THE RECORDS =>
───

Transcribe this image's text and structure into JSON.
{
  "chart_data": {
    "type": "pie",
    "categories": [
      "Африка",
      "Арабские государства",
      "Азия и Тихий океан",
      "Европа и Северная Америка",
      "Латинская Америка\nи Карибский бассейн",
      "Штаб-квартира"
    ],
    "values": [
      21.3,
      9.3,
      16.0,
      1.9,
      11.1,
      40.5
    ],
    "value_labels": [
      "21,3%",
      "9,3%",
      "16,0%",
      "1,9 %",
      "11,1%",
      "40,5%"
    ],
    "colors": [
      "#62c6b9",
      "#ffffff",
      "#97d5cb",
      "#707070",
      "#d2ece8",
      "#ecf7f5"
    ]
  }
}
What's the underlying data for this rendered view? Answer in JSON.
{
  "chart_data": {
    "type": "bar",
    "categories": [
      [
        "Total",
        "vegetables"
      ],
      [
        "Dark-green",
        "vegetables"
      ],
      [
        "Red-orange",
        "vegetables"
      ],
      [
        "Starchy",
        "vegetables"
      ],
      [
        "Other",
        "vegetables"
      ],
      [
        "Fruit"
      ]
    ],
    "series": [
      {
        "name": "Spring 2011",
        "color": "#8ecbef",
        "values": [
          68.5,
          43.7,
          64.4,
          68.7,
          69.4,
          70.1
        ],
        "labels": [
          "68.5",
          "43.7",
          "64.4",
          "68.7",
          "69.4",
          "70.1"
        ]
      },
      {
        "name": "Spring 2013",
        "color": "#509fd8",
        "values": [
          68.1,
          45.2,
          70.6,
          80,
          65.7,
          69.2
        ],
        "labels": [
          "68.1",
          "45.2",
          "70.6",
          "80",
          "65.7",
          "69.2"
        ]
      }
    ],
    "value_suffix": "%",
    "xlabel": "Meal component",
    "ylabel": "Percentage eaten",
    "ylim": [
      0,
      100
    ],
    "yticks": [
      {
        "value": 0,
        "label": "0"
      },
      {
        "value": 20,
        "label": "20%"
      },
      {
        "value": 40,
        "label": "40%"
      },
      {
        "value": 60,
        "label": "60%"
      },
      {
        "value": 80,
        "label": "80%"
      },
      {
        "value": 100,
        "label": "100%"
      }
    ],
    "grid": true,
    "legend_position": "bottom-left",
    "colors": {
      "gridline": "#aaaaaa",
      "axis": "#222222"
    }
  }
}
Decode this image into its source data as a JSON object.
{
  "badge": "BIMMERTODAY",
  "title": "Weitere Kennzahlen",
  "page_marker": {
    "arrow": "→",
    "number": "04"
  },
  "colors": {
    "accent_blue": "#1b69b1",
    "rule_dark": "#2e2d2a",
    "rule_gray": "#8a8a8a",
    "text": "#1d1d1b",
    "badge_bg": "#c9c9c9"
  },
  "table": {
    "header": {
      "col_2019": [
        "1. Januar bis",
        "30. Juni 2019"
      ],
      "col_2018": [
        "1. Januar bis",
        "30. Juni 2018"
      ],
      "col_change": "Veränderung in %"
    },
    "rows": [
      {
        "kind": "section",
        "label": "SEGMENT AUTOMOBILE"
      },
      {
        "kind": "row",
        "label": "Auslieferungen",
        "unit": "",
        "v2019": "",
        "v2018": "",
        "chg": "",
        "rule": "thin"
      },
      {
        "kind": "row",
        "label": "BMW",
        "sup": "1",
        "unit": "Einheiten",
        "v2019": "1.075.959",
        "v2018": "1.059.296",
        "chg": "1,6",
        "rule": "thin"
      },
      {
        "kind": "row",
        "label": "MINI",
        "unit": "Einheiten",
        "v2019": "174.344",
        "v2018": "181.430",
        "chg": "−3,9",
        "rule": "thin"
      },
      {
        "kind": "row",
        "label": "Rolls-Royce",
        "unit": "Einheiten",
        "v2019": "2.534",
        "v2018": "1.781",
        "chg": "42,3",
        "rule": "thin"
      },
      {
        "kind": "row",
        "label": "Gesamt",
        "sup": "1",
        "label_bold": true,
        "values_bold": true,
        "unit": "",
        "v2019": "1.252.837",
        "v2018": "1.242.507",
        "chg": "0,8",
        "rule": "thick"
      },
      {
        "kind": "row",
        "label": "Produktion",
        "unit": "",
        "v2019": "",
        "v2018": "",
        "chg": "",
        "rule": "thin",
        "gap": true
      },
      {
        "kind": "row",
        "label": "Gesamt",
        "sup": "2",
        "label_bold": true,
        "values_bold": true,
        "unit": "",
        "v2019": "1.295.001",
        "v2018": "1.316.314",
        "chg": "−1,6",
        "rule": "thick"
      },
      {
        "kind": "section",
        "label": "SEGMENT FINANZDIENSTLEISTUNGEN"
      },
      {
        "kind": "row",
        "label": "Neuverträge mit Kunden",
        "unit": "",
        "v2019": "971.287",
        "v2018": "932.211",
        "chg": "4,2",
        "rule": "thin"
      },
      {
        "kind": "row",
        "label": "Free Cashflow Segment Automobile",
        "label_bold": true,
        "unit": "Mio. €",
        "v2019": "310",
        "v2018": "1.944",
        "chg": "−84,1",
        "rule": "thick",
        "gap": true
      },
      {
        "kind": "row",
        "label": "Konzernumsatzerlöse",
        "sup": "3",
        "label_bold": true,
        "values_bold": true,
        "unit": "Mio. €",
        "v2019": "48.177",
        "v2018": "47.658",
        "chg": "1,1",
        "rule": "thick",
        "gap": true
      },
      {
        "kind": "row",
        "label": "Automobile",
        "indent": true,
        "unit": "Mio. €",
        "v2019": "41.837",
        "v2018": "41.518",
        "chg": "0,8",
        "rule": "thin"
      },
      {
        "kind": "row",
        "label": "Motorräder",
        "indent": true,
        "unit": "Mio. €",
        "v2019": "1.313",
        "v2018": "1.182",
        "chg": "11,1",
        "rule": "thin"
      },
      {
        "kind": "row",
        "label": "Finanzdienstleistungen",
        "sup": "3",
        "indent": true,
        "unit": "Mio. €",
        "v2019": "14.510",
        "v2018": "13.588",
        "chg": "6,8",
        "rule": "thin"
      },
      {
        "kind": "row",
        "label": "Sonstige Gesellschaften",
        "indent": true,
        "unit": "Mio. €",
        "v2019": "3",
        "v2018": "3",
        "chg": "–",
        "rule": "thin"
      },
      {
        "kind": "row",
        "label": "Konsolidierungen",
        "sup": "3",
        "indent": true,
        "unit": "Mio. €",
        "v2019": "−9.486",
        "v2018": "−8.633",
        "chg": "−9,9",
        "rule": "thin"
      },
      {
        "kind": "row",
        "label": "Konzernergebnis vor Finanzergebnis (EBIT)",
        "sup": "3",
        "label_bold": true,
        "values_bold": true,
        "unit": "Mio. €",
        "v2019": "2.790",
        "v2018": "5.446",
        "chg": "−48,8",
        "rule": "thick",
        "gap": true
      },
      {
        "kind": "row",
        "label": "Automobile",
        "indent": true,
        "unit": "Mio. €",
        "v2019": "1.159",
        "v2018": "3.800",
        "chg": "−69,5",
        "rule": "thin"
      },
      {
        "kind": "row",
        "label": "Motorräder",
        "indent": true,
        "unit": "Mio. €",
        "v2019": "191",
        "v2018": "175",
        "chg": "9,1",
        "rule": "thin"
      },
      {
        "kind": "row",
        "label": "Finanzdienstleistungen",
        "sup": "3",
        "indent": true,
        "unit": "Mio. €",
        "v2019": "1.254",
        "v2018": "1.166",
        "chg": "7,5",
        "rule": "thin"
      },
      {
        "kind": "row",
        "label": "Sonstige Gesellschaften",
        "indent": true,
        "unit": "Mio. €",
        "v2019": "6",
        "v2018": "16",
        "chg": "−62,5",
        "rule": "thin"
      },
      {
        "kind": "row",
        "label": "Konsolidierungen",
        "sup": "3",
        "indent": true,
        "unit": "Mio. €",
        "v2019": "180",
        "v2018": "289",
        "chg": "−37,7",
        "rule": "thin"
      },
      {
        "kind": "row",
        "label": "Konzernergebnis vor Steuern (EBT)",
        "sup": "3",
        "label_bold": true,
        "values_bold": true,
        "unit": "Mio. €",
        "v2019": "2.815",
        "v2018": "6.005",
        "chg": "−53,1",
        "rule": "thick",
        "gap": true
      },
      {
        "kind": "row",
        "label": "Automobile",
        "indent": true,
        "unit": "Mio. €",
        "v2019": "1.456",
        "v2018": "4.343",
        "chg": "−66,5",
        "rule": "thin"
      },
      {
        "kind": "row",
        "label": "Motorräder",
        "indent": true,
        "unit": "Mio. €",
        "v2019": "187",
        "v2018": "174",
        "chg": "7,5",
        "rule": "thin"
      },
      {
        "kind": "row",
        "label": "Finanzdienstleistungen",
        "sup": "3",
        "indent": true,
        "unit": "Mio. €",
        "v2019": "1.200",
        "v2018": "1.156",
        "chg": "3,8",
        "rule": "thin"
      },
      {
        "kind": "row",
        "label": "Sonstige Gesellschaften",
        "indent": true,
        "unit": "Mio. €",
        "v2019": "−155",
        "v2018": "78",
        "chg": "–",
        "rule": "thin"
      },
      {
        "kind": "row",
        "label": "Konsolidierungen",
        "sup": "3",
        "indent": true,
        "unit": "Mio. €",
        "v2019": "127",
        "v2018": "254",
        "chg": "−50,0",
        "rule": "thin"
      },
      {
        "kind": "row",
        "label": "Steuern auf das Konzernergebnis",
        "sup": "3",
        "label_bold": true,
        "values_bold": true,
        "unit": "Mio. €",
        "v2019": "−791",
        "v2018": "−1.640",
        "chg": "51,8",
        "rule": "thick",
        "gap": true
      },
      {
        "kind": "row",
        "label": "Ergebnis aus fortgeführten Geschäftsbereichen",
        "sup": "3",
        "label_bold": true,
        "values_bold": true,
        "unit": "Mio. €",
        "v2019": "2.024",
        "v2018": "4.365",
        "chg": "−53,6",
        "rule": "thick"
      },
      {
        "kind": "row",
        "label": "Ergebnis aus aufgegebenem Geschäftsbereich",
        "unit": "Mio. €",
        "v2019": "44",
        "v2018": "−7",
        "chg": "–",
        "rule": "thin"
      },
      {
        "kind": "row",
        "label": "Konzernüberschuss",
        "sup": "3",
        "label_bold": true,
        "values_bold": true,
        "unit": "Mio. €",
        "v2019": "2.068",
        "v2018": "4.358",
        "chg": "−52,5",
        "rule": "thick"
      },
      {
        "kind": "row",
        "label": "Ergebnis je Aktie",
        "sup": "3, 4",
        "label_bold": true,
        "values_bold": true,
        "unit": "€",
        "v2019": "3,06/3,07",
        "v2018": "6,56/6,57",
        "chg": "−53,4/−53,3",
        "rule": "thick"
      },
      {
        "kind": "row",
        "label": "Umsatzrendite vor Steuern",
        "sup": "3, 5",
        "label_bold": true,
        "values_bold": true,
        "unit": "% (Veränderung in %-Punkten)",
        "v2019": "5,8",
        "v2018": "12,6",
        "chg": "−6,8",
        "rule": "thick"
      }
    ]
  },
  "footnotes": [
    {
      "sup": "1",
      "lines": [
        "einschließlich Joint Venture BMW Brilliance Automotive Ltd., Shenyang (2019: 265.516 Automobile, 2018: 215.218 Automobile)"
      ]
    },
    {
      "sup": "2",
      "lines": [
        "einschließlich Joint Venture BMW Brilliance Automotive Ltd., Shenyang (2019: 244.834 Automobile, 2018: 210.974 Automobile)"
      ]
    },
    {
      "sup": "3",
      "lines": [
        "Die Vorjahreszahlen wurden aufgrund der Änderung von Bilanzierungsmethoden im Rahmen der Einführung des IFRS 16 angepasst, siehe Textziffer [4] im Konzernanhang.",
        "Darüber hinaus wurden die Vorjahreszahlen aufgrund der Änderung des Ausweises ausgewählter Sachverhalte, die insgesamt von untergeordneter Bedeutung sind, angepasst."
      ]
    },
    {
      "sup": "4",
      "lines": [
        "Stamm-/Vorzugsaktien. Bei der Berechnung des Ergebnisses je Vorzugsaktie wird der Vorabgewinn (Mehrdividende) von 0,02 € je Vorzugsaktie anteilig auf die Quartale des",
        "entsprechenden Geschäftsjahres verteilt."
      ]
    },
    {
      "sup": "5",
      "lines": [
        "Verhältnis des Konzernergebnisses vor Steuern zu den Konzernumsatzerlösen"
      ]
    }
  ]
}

───

GIVEN INSTRUCTION =>
Identify which lines contain the word "image" and copy each one.

SOLUTION FOR THIS TASK =>
Transcribe this image's text and structure into JSON.
Decode this image into its source data as a JSON object.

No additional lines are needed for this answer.